▶ _GIVEN TASK_
Copy each of the following rows verbatim, keeping every character and line break unchanged.

====================

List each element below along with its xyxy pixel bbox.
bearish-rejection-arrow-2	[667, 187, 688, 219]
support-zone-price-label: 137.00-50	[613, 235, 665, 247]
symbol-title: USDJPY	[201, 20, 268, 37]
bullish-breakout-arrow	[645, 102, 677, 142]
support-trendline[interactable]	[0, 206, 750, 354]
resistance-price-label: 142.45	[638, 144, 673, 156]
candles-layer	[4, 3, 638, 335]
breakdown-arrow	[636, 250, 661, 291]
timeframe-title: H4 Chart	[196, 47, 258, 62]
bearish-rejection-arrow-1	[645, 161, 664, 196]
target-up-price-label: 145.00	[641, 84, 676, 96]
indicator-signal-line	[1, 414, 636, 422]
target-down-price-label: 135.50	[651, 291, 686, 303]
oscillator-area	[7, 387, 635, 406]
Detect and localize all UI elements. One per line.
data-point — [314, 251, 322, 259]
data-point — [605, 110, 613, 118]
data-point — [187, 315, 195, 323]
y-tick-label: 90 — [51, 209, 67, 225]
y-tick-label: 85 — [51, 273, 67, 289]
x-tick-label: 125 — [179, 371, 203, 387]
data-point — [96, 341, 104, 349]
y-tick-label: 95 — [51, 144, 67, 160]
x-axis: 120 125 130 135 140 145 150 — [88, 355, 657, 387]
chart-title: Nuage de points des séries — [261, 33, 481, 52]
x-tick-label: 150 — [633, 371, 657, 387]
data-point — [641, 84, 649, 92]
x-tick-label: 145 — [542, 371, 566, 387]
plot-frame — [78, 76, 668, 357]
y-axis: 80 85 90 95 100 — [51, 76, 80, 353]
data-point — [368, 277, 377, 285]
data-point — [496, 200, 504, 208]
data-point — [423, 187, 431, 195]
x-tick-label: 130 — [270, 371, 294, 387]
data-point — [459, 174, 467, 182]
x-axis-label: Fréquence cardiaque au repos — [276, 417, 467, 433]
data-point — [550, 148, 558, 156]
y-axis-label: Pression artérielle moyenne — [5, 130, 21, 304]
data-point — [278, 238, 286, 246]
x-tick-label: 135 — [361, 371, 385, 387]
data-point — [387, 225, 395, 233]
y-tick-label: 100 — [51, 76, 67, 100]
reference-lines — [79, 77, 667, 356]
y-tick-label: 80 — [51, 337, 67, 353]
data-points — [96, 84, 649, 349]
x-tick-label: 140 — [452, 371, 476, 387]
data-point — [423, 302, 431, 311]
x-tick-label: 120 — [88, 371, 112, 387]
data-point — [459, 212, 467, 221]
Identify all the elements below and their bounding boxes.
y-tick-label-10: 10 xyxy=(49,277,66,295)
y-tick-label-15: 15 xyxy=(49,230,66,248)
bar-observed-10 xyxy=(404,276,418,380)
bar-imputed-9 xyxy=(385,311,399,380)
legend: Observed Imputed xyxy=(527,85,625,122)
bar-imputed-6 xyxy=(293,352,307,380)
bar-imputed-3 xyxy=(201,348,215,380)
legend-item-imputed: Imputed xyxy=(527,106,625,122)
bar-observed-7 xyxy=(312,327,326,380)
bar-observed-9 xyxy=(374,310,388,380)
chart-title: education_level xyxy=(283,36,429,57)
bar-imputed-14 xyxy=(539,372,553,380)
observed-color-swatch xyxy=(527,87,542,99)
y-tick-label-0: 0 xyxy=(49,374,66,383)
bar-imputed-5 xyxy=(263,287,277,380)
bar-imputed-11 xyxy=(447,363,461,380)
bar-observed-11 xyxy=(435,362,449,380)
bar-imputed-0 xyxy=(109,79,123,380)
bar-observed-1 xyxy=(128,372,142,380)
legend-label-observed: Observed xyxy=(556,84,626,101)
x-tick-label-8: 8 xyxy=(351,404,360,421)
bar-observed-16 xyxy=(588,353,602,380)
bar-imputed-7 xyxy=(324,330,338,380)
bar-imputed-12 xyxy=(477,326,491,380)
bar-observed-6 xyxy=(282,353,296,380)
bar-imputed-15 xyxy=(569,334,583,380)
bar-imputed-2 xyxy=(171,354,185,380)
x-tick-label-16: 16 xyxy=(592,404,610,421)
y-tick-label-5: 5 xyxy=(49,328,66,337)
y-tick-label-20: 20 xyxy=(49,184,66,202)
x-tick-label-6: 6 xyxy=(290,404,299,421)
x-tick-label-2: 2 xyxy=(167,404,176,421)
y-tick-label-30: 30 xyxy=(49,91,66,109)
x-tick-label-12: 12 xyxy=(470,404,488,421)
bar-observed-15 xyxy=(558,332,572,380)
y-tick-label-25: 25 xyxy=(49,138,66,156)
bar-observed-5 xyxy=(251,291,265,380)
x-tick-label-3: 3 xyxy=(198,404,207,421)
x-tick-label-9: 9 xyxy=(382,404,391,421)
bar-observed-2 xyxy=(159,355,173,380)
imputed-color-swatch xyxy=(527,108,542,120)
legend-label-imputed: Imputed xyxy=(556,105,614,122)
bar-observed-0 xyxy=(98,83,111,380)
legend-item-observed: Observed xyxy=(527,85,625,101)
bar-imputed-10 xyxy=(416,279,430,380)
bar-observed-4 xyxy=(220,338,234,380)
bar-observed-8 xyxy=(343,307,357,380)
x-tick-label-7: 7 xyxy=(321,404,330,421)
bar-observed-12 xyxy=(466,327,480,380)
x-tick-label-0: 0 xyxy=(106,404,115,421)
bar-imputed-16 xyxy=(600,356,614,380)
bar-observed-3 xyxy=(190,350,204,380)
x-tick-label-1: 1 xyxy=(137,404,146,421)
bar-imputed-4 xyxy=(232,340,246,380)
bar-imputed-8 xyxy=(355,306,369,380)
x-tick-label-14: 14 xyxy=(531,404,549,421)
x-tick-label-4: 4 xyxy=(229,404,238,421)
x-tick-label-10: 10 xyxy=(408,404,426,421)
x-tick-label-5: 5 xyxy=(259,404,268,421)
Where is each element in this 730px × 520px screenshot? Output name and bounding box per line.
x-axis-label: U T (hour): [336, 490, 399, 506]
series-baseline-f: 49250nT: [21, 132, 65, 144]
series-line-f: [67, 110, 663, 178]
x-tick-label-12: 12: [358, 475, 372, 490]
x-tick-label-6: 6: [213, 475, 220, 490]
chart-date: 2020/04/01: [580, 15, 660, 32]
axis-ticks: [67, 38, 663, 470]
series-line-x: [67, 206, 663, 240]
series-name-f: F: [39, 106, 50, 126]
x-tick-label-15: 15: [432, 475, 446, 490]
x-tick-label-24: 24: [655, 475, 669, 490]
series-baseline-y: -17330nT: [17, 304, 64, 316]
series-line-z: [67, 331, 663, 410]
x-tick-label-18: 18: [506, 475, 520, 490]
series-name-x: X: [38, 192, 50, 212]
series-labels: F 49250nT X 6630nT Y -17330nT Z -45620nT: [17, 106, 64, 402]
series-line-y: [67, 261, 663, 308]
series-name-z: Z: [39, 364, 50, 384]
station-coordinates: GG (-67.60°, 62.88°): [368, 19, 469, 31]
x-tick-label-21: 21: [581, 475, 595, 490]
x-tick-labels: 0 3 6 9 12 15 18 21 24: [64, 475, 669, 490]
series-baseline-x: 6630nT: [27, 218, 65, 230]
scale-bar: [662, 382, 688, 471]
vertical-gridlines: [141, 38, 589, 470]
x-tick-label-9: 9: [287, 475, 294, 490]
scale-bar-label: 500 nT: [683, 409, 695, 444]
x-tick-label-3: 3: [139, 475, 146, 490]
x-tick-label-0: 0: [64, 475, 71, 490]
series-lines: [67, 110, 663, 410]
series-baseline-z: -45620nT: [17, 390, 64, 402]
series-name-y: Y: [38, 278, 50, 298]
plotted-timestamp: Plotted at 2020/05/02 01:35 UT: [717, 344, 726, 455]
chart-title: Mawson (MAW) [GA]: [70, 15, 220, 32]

====================

▶ _FINAL RESULT_
List each element below along with its xyxy pixel bbox.
bearish-rejection-arrow-2	[667, 187, 688, 219]
support-zone-price-label: 137.00-50	[613, 235, 665, 247]
symbol-title: USDJPY	[201, 20, 268, 37]
bullish-breakout-arrow	[645, 102, 677, 142]
support-trendline[interactable]	[0, 206, 750, 354]
resistance-price-label: 142.45	[638, 144, 673, 156]
candles-layer	[4, 3, 638, 335]
breakdown-arrow	[636, 250, 661, 291]
timeframe-title: H4 Chart	[196, 47, 258, 62]
bearish-rejection-arrow-1	[645, 161, 664, 196]
target-up-price-label: 145.00	[641, 84, 676, 96]
indicator-signal-line	[1, 414, 636, 422]
target-down-price-label: 135.50	[651, 291, 686, 303]
oscillator-area	[7, 387, 635, 406]
Detect and localize all UI elements. One per line.
data-point — [314, 251, 322, 259]
data-point — [605, 110, 613, 118]
data-point — [187, 315, 195, 323]
y-tick-label: 90 — [51, 209, 67, 225]
y-tick-label: 85 — [51, 273, 67, 289]
x-tick-label: 125 — [179, 371, 203, 387]
data-point — [96, 341, 104, 349]
y-tick-label: 95 — [51, 144, 67, 160]
x-axis: 120 125 130 135 140 145 150 — [88, 355, 657, 387]
chart-title: Nuage de points des séries — [261, 33, 481, 52]
x-tick-label: 150 — [633, 371, 657, 387]
data-point — [641, 84, 649, 92]
x-tick-label: 145 — [542, 371, 566, 387]
plot-frame — [78, 76, 668, 357]
y-axis: 80 85 90 95 100 — [51, 76, 80, 353]
data-point — [368, 277, 377, 285]
data-point — [496, 200, 504, 208]
data-point — [423, 187, 431, 195]
x-tick-label: 130 — [270, 371, 294, 387]
data-point — [459, 174, 467, 182]
x-axis-label: Fréquence cardiaque au repos — [276, 417, 467, 433]
data-point — [550, 148, 558, 156]
y-axis-label: Pression artérielle moyenne — [5, 130, 21, 304]
data-point — [278, 238, 286, 246]
x-tick-label: 135 — [361, 371, 385, 387]
data-point — [387, 225, 395, 233]
y-tick-label: 100 — [51, 76, 67, 100]
reference-lines — [79, 77, 667, 356]
y-tick-label: 80 — [51, 337, 67, 353]
data-points — [96, 84, 649, 349]
x-tick-label: 140 — [452, 371, 476, 387]
data-point — [423, 302, 431, 311]
x-tick-label: 120 — [88, 371, 112, 387]
data-point — [459, 212, 467, 221]
Identify all the elements below and their bounding boxes.
y-tick-label-10: 10 xyxy=(49,277,66,295)
y-tick-label-15: 15 xyxy=(49,230,66,248)
bar-observed-10 xyxy=(404,276,418,380)
bar-imputed-9 xyxy=(385,311,399,380)
legend: Observed Imputed xyxy=(527,85,625,122)
bar-imputed-6 xyxy=(293,352,307,380)
bar-imputed-3 xyxy=(201,348,215,380)
legend-item-imputed: Imputed xyxy=(527,106,625,122)
bar-observed-7 xyxy=(312,327,326,380)
bar-observed-9 xyxy=(374,310,388,380)
chart-title: education_level xyxy=(283,36,429,57)
bar-imputed-14 xyxy=(539,372,553,380)
observed-color-swatch xyxy=(527,87,542,99)
y-tick-label-0: 0 xyxy=(49,374,66,383)
bar-imputed-5 xyxy=(263,287,277,380)
bar-imputed-11 xyxy=(447,363,461,380)
bar-observed-11 xyxy=(435,362,449,380)
bar-imputed-0 xyxy=(109,79,123,380)
bar-observed-1 xyxy=(128,372,142,380)
legend-label-observed: Observed xyxy=(556,84,626,101)
x-tick-label-8: 8 xyxy=(351,404,360,421)
bar-observed-16 xyxy=(588,353,602,380)
bar-imputed-7 xyxy=(324,330,338,380)
bar-imputed-12 xyxy=(477,326,491,380)
bar-observed-6 xyxy=(282,353,296,380)
bar-imputed-15 xyxy=(569,334,583,380)
bar-imputed-2 xyxy=(171,354,185,380)
x-tick-label-16: 16 xyxy=(592,404,610,421)
y-tick-label-5: 5 xyxy=(49,328,66,337)
y-tick-label-20: 20 xyxy=(49,184,66,202)
x-tick-label-6: 6 xyxy=(290,404,299,421)
x-tick-label-2: 2 xyxy=(167,404,176,421)
y-tick-label-30: 30 xyxy=(49,91,66,109)
x-tick-label-12: 12 xyxy=(470,404,488,421)
bar-observed-15 xyxy=(558,332,572,380)
y-tick-label-25: 25 xyxy=(49,138,66,156)
bar-observed-5 xyxy=(251,291,265,380)
x-tick-label-3: 3 xyxy=(198,404,207,421)
x-tick-label-9: 9 xyxy=(382,404,391,421)
bar-observed-2 xyxy=(159,355,173,380)
imputed-color-swatch xyxy=(527,108,542,120)
legend-label-imputed: Imputed xyxy=(556,105,614,122)
bar-observed-0 xyxy=(98,83,111,380)
legend-item-observed: Observed xyxy=(527,85,625,101)
bar-imputed-10 xyxy=(416,279,430,380)
bar-observed-4 xyxy=(220,338,234,380)
bar-observed-8 xyxy=(343,307,357,380)
x-tick-label-7: 7 xyxy=(321,404,330,421)
bar-observed-12 xyxy=(466,327,480,380)
x-tick-label-0: 0 xyxy=(106,404,115,421)
bar-imputed-16 xyxy=(600,356,614,380)
bar-observed-3 xyxy=(190,350,204,380)
x-tick-label-1: 1 xyxy=(137,404,146,421)
bar-imputed-4 xyxy=(232,340,246,380)
bar-imputed-8 xyxy=(355,306,369,380)
x-tick-label-14: 14 xyxy=(531,404,549,421)
x-tick-label-4: 4 xyxy=(229,404,238,421)
x-tick-label-10: 10 xyxy=(408,404,426,421)
x-tick-label-5: 5 xyxy=(259,404,268,421)
Where is each element in this 730px × 520px screenshot? Output name and bounding box per line.
x-axis-label: U T (hour): [336, 490, 399, 506]
series-baseline-f: 49250nT: [21, 132, 65, 144]
series-line-f: [67, 110, 663, 178]
x-tick-label-12: 12: [358, 475, 372, 490]
x-tick-label-6: 6: [213, 475, 220, 490]
chart-date: 2020/04/01: [580, 15, 660, 32]
axis-ticks: [67, 38, 663, 470]
series-line-x: [67, 206, 663, 240]
series-name-f: F: [39, 106, 50, 126]
x-tick-label-15: 15: [432, 475, 446, 490]
x-tick-label-24: 24: [655, 475, 669, 490]
series-baseline-y: -17330nT: [17, 304, 64, 316]
series-line-z: [67, 331, 663, 410]
x-tick-label-18: 18: [506, 475, 520, 490]
series-name-x: X: [38, 192, 50, 212]
series-labels: F 49250nT X 6630nT Y -17330nT Z -45620nT: [17, 106, 64, 402]
series-line-y: [67, 261, 663, 308]
series-name-z: Z: [39, 364, 50, 384]
station-coordinates: GG (-67.60°, 62.88°): [368, 19, 469, 31]
x-tick-label-21: 21: [581, 475, 595, 490]
x-tick-labels: 0 3 6 9 12 15 18 21 24: [64, 475, 669, 490]
series-baseline-x: 6630nT: [27, 218, 65, 230]
scale-bar: [662, 382, 688, 471]
vertical-gridlines: [141, 38, 589, 470]
x-tick-label-9: 9: [287, 475, 294, 490]
scale-bar-label: 500 nT: [683, 409, 695, 444]
x-tick-label-3: 3: [139, 475, 146, 490]
x-tick-label-0: 0: [64, 475, 71, 490]
series-lines: [67, 110, 663, 410]
series-baseline-z: -45620nT: [17, 390, 64, 402]
series-name-y: Y: [38, 278, 50, 298]
plotted-timestamp: Plotted at 2020/05/02 01:35 UT: [717, 344, 726, 455]
chart-title: Mawson (MAW) [GA]: [70, 15, 220, 32]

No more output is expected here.